Copy out each line in the material below that has the word "JSON".

** START OF DATA ENTRIES **

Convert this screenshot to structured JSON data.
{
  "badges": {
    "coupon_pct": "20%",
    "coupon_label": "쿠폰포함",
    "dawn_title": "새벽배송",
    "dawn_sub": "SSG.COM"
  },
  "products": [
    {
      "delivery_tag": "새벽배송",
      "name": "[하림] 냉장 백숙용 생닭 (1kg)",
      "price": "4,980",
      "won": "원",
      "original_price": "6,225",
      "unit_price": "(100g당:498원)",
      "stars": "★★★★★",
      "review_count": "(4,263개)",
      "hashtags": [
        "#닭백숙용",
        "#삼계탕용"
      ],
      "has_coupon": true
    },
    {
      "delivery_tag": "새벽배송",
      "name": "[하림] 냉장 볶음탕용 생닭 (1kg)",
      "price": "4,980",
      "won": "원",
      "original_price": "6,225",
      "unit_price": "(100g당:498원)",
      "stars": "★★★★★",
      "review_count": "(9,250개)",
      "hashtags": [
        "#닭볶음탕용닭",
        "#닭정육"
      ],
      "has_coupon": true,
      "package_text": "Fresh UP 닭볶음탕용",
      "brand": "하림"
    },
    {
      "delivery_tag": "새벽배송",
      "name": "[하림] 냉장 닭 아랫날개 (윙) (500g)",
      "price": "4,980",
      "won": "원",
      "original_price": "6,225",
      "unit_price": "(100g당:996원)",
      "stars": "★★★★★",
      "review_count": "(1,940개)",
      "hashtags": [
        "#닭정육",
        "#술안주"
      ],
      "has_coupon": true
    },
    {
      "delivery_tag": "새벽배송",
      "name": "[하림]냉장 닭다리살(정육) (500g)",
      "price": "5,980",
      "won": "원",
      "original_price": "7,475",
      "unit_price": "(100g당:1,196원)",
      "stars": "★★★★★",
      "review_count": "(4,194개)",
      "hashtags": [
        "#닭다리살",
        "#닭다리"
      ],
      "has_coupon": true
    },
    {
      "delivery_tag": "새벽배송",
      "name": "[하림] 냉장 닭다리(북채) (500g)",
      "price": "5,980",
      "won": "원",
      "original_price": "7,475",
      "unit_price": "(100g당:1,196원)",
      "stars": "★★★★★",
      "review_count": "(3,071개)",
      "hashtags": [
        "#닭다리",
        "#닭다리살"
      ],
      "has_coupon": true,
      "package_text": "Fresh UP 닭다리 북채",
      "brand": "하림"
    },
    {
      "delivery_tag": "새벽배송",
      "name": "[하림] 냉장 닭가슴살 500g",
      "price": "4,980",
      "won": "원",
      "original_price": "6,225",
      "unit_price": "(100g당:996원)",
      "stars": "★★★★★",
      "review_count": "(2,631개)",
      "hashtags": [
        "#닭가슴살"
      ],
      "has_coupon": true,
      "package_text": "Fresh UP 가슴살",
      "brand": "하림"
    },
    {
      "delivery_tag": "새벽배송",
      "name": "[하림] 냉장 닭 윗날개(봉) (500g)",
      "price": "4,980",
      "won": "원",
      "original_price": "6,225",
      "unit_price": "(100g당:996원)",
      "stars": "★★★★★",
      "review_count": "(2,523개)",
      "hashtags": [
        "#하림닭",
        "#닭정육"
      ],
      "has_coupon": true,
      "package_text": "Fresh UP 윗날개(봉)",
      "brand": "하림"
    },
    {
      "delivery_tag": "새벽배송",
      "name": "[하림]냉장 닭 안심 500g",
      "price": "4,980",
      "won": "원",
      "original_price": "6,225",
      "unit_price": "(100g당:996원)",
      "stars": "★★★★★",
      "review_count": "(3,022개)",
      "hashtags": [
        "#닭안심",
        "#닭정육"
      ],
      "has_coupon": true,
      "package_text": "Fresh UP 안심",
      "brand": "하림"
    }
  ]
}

** END OF DATA ENTRIES **
** START OF DATA ENTRIES **

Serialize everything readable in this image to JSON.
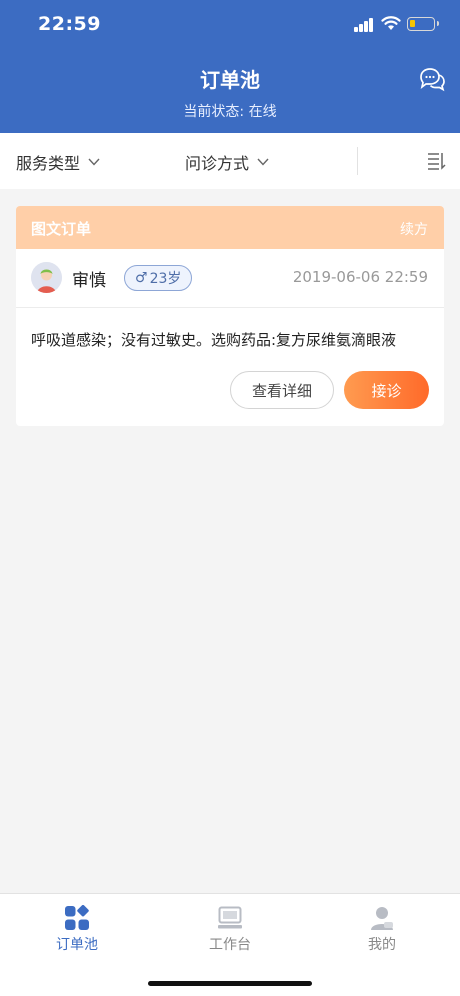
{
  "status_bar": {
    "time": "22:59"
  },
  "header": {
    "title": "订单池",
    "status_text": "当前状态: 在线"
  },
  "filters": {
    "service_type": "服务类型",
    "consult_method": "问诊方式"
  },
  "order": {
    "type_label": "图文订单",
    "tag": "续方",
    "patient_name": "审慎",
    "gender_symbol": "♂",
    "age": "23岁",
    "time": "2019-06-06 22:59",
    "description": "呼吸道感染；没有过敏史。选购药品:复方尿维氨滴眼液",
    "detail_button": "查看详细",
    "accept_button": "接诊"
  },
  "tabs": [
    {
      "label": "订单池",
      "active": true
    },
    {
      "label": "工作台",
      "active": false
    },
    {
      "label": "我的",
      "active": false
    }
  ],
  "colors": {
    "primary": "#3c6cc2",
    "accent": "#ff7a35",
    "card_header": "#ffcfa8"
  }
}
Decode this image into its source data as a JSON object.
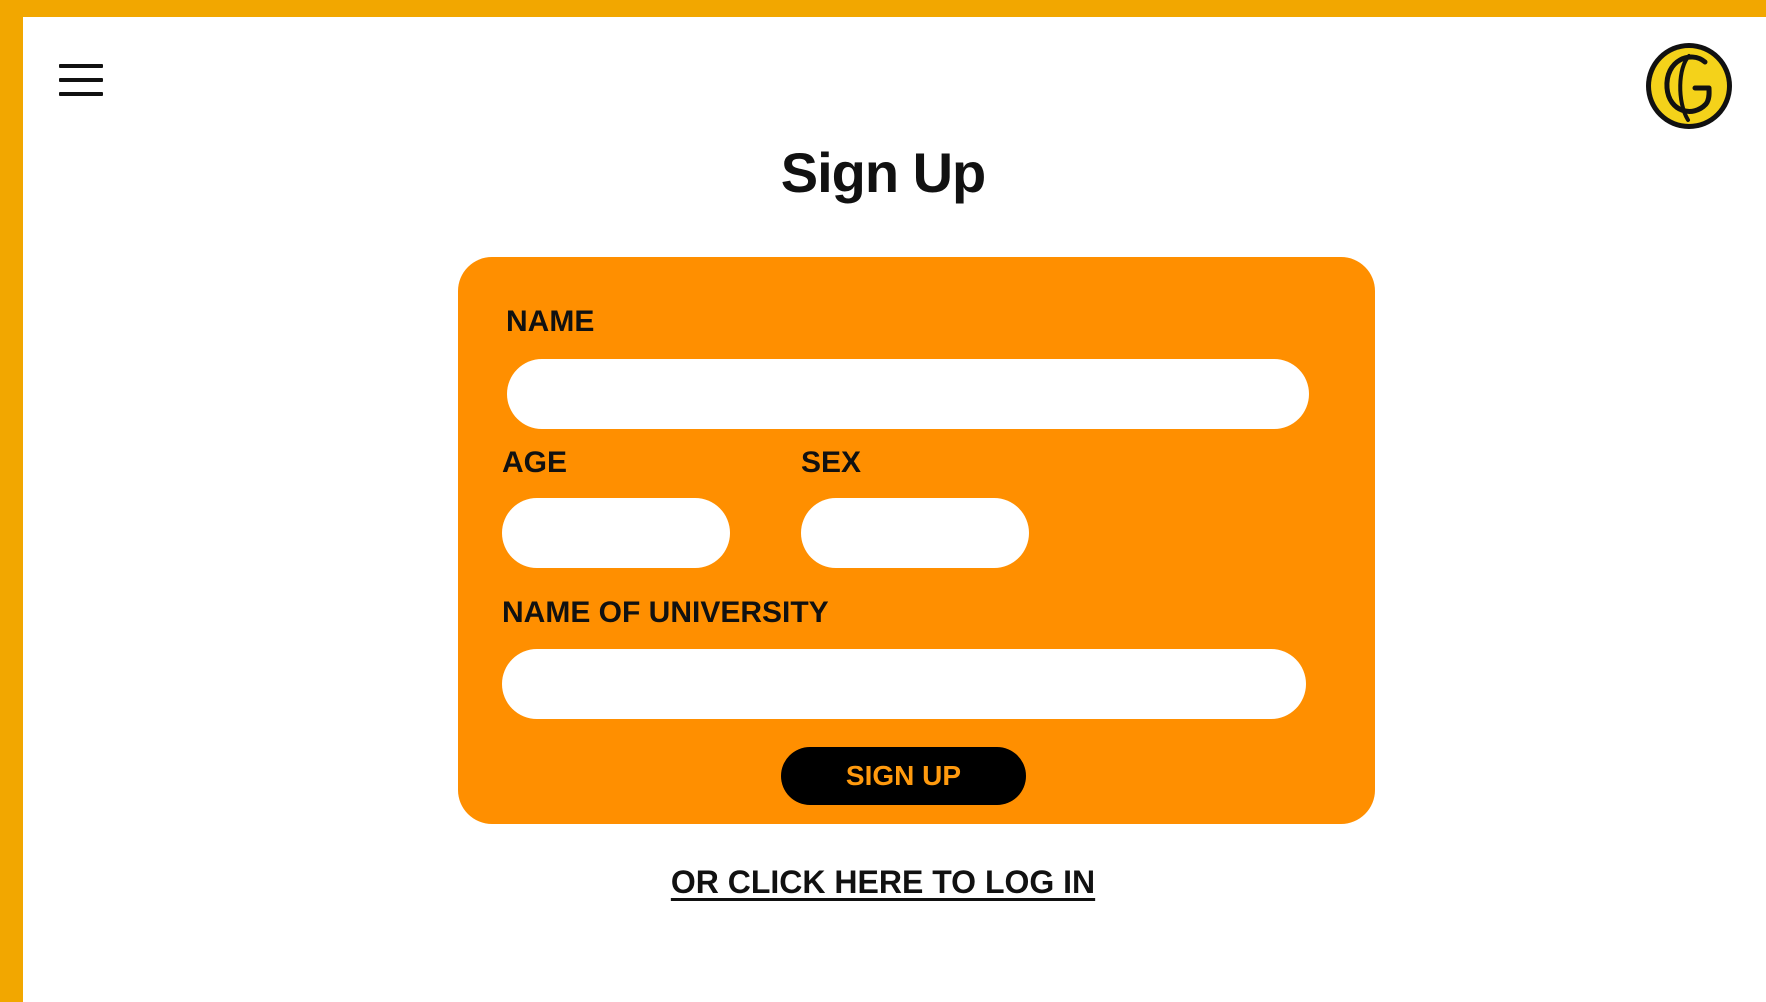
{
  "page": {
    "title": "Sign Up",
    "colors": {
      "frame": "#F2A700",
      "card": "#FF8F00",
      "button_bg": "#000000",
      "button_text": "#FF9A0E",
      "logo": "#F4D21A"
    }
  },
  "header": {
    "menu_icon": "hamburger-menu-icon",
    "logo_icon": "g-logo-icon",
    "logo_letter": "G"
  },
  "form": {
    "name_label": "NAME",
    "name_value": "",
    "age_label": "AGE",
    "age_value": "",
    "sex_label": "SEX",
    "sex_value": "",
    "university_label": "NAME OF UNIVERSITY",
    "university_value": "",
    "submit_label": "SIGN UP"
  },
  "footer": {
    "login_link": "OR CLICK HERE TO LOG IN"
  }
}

** END OF DATA ENTRIES **
** START OF DATA ENTRIES **

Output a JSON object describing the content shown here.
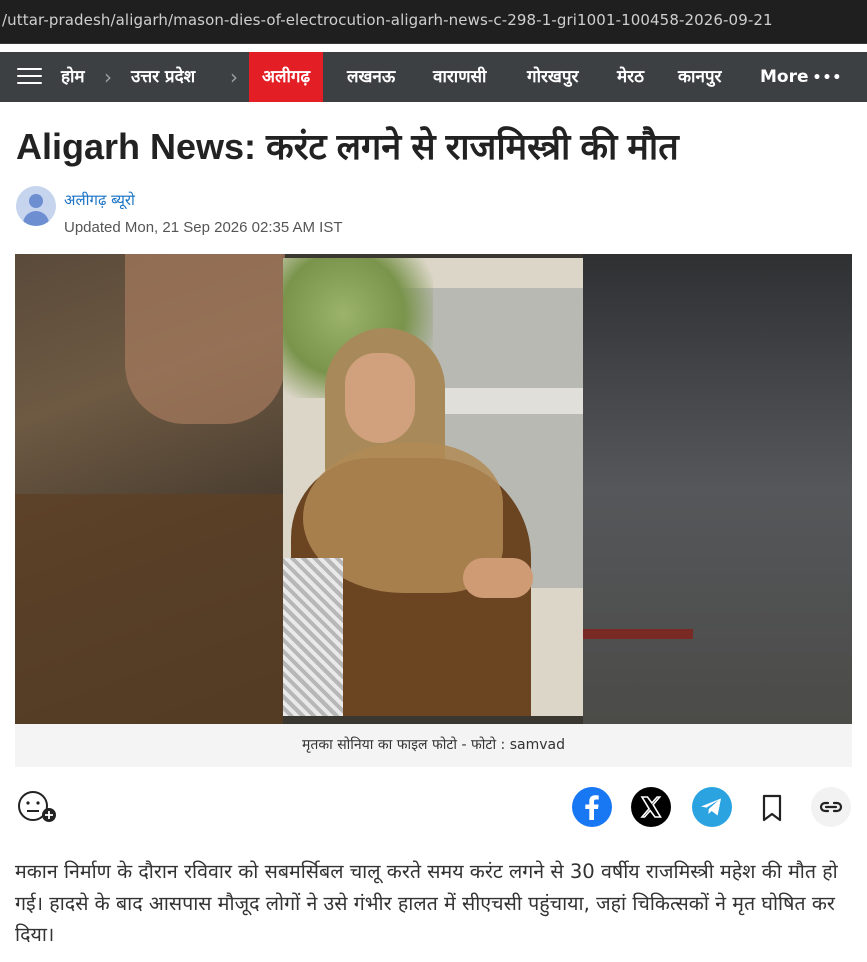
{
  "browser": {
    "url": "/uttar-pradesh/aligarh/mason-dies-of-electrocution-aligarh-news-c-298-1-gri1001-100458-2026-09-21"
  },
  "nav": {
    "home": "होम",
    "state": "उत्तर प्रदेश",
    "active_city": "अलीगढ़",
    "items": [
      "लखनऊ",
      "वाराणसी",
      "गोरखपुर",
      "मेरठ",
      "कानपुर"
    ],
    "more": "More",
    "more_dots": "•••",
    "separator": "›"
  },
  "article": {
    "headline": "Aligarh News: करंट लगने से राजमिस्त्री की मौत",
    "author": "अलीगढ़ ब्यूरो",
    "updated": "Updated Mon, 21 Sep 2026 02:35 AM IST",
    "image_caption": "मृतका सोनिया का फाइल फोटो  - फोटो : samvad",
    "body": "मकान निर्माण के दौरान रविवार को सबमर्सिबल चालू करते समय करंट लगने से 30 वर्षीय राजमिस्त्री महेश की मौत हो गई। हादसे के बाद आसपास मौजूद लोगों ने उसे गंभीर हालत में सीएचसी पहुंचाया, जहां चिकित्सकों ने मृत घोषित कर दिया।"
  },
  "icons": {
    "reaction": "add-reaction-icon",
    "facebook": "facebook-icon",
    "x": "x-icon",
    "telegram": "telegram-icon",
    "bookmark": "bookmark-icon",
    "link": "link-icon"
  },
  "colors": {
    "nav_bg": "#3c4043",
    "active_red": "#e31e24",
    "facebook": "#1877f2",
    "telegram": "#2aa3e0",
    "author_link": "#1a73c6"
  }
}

** END OF DATA ENTRIES **

▶ [EXPECTED OUTPUT]
Convert this screenshot to structured JSON data.
Serialize everything readable in this image to JSON.
Decode this image into its source data as a JSON object.
Output a JSON object describing the content shown here.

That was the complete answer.